■ **GOAL**
Render everything from the beginning of the entries down to the line containing "subsection-b-heading: B. Speaker" as a numbered list, including both ends and omitting blank lines.

■ **PROVIDED ENTRIES**

┄┄┄┄┄┄

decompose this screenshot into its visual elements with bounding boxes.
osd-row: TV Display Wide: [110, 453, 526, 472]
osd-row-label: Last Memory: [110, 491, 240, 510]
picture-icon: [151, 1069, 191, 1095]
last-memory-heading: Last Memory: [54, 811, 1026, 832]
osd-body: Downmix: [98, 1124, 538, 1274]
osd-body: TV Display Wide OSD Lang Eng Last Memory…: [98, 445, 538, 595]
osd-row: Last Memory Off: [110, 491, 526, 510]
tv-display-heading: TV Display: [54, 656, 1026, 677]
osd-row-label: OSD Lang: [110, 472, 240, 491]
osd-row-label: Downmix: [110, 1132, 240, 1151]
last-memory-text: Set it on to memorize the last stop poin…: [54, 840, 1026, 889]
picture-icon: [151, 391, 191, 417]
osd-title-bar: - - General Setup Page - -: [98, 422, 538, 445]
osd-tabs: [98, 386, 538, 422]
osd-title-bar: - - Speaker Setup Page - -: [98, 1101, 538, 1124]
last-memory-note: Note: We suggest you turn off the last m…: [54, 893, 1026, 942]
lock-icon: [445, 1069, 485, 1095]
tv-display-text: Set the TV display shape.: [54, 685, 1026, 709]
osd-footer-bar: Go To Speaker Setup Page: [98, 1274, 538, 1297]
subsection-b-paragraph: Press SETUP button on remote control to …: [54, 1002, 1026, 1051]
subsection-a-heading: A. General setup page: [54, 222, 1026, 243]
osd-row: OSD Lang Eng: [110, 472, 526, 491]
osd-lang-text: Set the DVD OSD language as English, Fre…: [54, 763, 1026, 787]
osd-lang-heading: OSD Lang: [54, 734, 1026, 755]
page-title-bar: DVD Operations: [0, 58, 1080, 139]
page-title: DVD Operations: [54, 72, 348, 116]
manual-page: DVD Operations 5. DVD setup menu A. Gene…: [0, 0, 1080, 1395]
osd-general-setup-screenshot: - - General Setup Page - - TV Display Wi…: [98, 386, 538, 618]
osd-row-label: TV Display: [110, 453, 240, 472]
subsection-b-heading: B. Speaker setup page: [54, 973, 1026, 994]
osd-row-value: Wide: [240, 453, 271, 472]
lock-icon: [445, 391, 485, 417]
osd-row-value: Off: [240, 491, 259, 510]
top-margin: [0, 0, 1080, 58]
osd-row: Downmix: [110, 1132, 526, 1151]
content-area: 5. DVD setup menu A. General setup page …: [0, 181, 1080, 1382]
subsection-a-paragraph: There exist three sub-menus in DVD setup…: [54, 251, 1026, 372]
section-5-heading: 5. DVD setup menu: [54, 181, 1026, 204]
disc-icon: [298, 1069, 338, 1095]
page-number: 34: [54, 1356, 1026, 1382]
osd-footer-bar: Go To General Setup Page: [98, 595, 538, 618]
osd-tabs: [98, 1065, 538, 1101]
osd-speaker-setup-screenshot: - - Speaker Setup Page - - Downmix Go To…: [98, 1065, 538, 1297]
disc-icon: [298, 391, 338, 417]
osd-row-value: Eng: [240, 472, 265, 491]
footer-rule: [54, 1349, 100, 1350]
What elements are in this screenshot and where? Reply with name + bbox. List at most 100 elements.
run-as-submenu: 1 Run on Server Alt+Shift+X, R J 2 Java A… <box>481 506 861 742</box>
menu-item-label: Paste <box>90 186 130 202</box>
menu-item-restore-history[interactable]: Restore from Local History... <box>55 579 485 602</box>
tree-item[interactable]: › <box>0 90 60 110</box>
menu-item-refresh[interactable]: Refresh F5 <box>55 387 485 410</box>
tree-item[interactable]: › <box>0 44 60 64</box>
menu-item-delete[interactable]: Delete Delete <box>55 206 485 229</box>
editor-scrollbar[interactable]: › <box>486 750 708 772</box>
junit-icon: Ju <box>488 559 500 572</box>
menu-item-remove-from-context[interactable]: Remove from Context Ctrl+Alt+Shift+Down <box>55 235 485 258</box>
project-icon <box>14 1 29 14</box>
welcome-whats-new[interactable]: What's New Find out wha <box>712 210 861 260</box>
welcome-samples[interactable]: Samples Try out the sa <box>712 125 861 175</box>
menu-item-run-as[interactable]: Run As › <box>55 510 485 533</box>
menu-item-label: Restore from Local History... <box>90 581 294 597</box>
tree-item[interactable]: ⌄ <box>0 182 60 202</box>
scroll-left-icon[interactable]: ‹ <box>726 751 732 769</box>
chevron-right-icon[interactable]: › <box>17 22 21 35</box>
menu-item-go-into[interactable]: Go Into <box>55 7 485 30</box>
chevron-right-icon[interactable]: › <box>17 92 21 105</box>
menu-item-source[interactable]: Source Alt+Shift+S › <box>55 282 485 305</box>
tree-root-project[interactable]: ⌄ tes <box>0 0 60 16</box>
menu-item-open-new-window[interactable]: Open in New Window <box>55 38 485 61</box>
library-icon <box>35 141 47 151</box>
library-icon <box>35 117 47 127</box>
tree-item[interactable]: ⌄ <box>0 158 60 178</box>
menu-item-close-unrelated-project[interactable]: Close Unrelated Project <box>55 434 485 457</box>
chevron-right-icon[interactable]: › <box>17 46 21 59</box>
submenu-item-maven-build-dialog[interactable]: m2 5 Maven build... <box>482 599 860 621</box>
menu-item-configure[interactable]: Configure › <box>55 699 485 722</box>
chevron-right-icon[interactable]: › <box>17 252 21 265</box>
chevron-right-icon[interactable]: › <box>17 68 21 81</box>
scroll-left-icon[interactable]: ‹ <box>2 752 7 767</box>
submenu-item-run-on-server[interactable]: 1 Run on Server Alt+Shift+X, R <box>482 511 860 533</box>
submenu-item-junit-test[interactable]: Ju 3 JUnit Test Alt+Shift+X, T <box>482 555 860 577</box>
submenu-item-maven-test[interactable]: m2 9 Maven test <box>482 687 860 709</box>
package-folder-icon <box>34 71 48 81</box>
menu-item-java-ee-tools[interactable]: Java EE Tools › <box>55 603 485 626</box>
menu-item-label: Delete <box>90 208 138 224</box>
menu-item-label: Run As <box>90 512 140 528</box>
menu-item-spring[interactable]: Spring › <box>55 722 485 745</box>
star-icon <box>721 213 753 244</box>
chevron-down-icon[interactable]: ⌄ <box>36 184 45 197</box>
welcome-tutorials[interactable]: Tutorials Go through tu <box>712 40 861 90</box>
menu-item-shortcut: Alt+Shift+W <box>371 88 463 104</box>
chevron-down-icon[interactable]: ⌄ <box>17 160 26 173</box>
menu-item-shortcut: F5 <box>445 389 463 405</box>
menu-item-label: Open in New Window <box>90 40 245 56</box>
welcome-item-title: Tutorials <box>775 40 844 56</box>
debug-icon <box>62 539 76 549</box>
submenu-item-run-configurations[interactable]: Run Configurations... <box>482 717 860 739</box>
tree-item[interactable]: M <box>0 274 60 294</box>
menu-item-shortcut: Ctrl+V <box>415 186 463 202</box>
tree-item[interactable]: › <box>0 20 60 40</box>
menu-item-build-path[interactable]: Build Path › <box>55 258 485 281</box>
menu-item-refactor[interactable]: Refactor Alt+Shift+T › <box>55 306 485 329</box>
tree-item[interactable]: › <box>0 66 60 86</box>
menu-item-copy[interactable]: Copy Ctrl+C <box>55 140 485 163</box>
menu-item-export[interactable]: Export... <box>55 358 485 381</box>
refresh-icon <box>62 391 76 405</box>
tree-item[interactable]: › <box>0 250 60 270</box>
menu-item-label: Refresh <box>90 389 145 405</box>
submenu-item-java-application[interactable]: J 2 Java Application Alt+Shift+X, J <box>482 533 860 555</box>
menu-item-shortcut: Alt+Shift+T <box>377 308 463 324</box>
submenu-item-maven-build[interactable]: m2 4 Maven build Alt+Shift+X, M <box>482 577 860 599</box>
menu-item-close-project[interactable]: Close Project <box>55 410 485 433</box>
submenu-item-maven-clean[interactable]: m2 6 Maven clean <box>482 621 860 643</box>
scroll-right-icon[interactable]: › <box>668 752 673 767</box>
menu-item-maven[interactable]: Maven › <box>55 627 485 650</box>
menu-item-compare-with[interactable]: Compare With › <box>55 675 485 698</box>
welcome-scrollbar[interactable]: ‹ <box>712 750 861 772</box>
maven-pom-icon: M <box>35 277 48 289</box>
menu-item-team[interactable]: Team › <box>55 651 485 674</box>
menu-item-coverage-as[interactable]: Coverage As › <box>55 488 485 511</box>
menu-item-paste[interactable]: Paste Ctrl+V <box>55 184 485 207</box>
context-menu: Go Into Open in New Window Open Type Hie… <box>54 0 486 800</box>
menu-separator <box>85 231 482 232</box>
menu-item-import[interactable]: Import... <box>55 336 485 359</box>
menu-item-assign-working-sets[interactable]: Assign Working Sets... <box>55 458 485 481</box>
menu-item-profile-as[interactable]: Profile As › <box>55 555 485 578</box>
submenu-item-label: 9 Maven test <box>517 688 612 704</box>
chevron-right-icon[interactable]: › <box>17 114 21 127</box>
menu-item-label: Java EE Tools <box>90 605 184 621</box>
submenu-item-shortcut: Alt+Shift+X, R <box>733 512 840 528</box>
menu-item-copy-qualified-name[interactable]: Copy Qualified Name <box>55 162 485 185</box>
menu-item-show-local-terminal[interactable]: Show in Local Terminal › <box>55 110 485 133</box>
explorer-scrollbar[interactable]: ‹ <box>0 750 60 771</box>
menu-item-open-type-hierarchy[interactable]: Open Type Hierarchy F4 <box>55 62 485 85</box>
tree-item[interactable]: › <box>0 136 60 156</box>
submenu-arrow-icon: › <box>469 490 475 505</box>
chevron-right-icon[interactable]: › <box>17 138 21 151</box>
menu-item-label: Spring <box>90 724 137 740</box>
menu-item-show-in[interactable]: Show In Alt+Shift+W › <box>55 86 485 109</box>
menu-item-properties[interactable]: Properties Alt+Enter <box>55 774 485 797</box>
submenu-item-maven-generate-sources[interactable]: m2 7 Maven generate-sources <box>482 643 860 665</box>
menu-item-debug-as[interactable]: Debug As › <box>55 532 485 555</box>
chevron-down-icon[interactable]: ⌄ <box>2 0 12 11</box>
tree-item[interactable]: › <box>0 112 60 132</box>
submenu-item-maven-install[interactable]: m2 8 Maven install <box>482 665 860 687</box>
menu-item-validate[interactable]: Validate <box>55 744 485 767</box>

┄┄┄┄┄┄

■ **RESULT FOR THIS TASK**
1. decompose this screenshot into its visual elements with bounding boxes.
2. osd-row: TV Display Wide: [110, 453, 526, 472]
3. osd-row-label: Last Memory: [110, 491, 240, 510]
4. picture-icon: [151, 1069, 191, 1095]
5. last-memory-heading: Last Memory: [54, 811, 1026, 832]
6. osd-body: Downmix: [98, 1124, 538, 1274]
7. osd-body: TV Display Wide OSD Lang Eng Last Memory…: [98, 445, 538, 595]
8. osd-row: Last Memory Off: [110, 491, 526, 510]
9. tv-display-heading: TV Display: [54, 656, 1026, 677]
10. osd-row-label: OSD Lang: [110, 472, 240, 491]
11. osd-row-label: Downmix: [110, 1132, 240, 1151]
12. last-memory-text: Set it on to memorize the last stop poin…: [54, 840, 1026, 889]
13. picture-icon: [151, 391, 191, 417]
14. osd-title-bar: - - General Setup Page - -: [98, 422, 538, 445]
15. osd-tabs: [98, 386, 538, 422]
16. osd-title-bar: - - Speaker Setup Page - -: [98, 1101, 538, 1124]
17. last-memory-note: Note: We suggest you turn off the last m…: [54, 893, 1026, 942]
18. lock-icon: [445, 1069, 485, 1095]
19. tv-display-text: Set the TV display shape.: [54, 685, 1026, 709]
20. osd-footer-bar: Go To Speaker Setup Page: [98, 1274, 538, 1297]
21. subsection-b-paragraph: Press SETUP button on remote control to …: [54, 1002, 1026, 1051]
22. subsection-a-heading: A. General setup page: [54, 222, 1026, 243]
23. osd-row: OSD Lang Eng: [110, 472, 526, 491]
24. osd-lang-text: Set the DVD OSD language as English, Fre…: [54, 763, 1026, 787]
25. osd-lang-heading: OSD Lang: [54, 734, 1026, 755]
26. page-title-bar: DVD Operations: [0, 58, 1080, 139]
27. page-title: DVD Operations: [54, 72, 348, 116]
28. manual-page: DVD Operations 5. DVD setup menu A. Gene…: [0, 0, 1080, 1395]
29. osd-general-setup-screenshot: - - General Setup Page - - TV Display Wi…: [98, 386, 538, 618]
30. osd-row-label: TV Display: [110, 453, 240, 472]
31. subsection-b-heading: B. Speaker setup page: [54, 973, 1026, 994]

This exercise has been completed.